• [Exercise] Copy all records verbatim.

• [Input]
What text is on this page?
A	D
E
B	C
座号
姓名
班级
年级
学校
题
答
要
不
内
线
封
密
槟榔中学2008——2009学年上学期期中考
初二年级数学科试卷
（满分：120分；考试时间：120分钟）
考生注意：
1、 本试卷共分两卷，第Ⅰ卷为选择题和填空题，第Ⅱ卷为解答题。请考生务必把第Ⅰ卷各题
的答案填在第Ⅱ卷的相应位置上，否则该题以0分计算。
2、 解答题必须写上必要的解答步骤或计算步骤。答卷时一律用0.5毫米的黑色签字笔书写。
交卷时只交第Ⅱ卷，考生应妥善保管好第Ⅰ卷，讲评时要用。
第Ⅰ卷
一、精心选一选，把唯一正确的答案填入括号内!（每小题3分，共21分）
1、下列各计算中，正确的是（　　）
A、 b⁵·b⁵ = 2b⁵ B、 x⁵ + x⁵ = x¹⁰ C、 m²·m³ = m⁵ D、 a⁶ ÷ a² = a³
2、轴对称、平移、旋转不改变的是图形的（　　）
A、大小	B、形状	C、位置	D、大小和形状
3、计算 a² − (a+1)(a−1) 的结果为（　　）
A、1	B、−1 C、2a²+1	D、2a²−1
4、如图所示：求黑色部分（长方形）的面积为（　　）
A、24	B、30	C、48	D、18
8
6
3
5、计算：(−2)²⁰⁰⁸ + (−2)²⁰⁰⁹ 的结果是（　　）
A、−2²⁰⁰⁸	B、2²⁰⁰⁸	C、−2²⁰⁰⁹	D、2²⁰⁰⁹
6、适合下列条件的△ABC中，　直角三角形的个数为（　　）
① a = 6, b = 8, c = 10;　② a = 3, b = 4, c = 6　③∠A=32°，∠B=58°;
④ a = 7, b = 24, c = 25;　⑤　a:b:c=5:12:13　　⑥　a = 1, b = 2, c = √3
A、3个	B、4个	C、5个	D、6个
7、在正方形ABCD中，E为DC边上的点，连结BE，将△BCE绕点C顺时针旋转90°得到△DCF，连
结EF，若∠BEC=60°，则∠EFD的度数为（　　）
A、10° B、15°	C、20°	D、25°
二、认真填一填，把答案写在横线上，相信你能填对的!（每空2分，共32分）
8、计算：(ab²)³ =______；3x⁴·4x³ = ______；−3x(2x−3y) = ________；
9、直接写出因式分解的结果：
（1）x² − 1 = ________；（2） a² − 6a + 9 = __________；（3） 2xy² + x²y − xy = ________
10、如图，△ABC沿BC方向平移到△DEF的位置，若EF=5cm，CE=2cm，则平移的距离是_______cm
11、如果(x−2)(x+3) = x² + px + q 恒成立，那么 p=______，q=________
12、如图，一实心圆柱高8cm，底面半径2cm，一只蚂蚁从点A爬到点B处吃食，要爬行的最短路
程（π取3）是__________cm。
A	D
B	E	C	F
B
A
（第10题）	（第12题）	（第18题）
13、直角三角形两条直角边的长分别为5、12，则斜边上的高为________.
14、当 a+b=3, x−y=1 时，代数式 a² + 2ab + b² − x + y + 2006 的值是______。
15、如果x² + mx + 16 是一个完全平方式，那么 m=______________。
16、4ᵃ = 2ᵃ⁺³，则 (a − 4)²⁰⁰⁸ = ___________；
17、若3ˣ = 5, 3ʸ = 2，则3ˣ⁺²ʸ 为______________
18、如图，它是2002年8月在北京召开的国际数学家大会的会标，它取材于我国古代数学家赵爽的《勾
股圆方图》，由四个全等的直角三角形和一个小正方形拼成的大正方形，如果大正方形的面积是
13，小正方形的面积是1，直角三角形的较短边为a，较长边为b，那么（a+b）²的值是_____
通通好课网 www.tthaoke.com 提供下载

• [Output of the exercise]
What text is on this page?
A	D
E
B	C
座号
姓名
班级
年级
学校
题
答
要
不
内
线
封
密
槟榔中学2008——2009学年上学期期中考
初二年级数学科试卷
（满分：120分；考试时间：120分钟）
考生注意：
1、 本试卷共分两卷，第Ⅰ卷为选择题和填空题，第Ⅱ卷为解答题。请考生务必把第Ⅰ卷各题
的答案填在第Ⅱ卷的相应位置上，否则该题以0分计算。
2、 解答题必须写上必要的解答步骤或计算步骤。答卷时一律用0.5毫米的黑色签字笔书写。
交卷时只交第Ⅱ卷，考生应妥善保管好第Ⅰ卷，讲评时要用。
第Ⅰ卷
一、精心选一选，把唯一正确的答案填入括号内!（每小题3分，共21分）
1、下列各计算中，正确的是（　　）
A、 b⁵·b⁵ = 2b⁵ B、 x⁵ + x⁵ = x¹⁰ C、 m²·m³ = m⁵ D、 a⁶ ÷ a² = a³
2、轴对称、平移、旋转不改变的是图形的（　　）
A、大小	B、形状	C、位置	D、大小和形状
3、计算 a² − (a+1)(a−1) 的结果为（　　）
A、1	B、−1 C、2a²+1	D、2a²−1
4、如图所示：求黑色部分（长方形）的面积为（　　）
A、24	B、30	C、48	D、18
8
6
3
5、计算：(−2)²⁰⁰⁸ + (−2)²⁰⁰⁹ 的结果是（　　）
A、−2²⁰⁰⁸	B、2²⁰⁰⁸	C、−2²⁰⁰⁹	D、2²⁰⁰⁹
6、适合下列条件的△ABC中，　直角三角形的个数为（　　）
① a = 6, b = 8, c = 10;　② a = 3, b = 4, c = 6　③∠A=32°，∠B=58°;
④ a = 7, b = 24, c = 25;　⑤　a:b:c=5:12:13　　⑥　a = 1, b = 2, c = √3
A、3个	B、4个	C、5个	D、6个
7、在正方形ABCD中，E为DC边上的点，连结BE，将△BCE绕点C顺时针旋转90°得到△DCF，连
结EF，若∠BEC=60°，则∠EFD的度数为（　　）
A、10° B、15°	C、20°	D、25°
二、认真填一填，把答案写在横线上，相信你能填对的!（每空2分，共32分）
8、计算：(ab²)³ =______；3x⁴·4x³ = ______；−3x(2x−3y) = ________；
9、直接写出因式分解的结果：
（1）x² − 1 = ________；（2） a² − 6a + 9 = __________；（3） 2xy² + x²y − xy = ________
10、如图，△ABC沿BC方向平移到△DEF的位置，若EF=5cm，CE=2cm，则平移的距离是_______cm
11、如果(x−2)(x+3) = x² + px + q 恒成立，那么 p=______，q=________
12、如图，一实心圆柱高8cm，底面半径2cm，一只蚂蚁从点A爬到点B处吃食，要爬行的最短路
程（π取3）是__________cm。
A	D
B	E	C	F
B
A
（第10题）	（第12题）	（第18题）
13、直角三角形两条直角边的长分别为5、12，则斜边上的高为________.
14、当 a+b=3, x−y=1 时，代数式 a² + 2ab + b² − x + y + 2006 的值是______。
15、如果x² + mx + 16 是一个完全平方式，那么 m=______________。
16、4ᵃ = 2ᵃ⁺³，则 (a − 4)²⁰⁰⁸ = ___________；
17、若3ˣ = 5, 3ʸ = 2，则3ˣ⁺²ʸ 为______________
18、如图，它是2002年8月在北京召开的国际数学家大会的会标，它取材于我国古代数学家赵爽的《勾
股圆方图》，由四个全等的直角三角形和一个小正方形拼成的大正方形，如果大正方形的面积是
13，小正方形的面积是1，直角三角形的较短边为a，较长边为b，那么（a+b）²的值是_____
通通好课网 www.tthaoke.com 提供下载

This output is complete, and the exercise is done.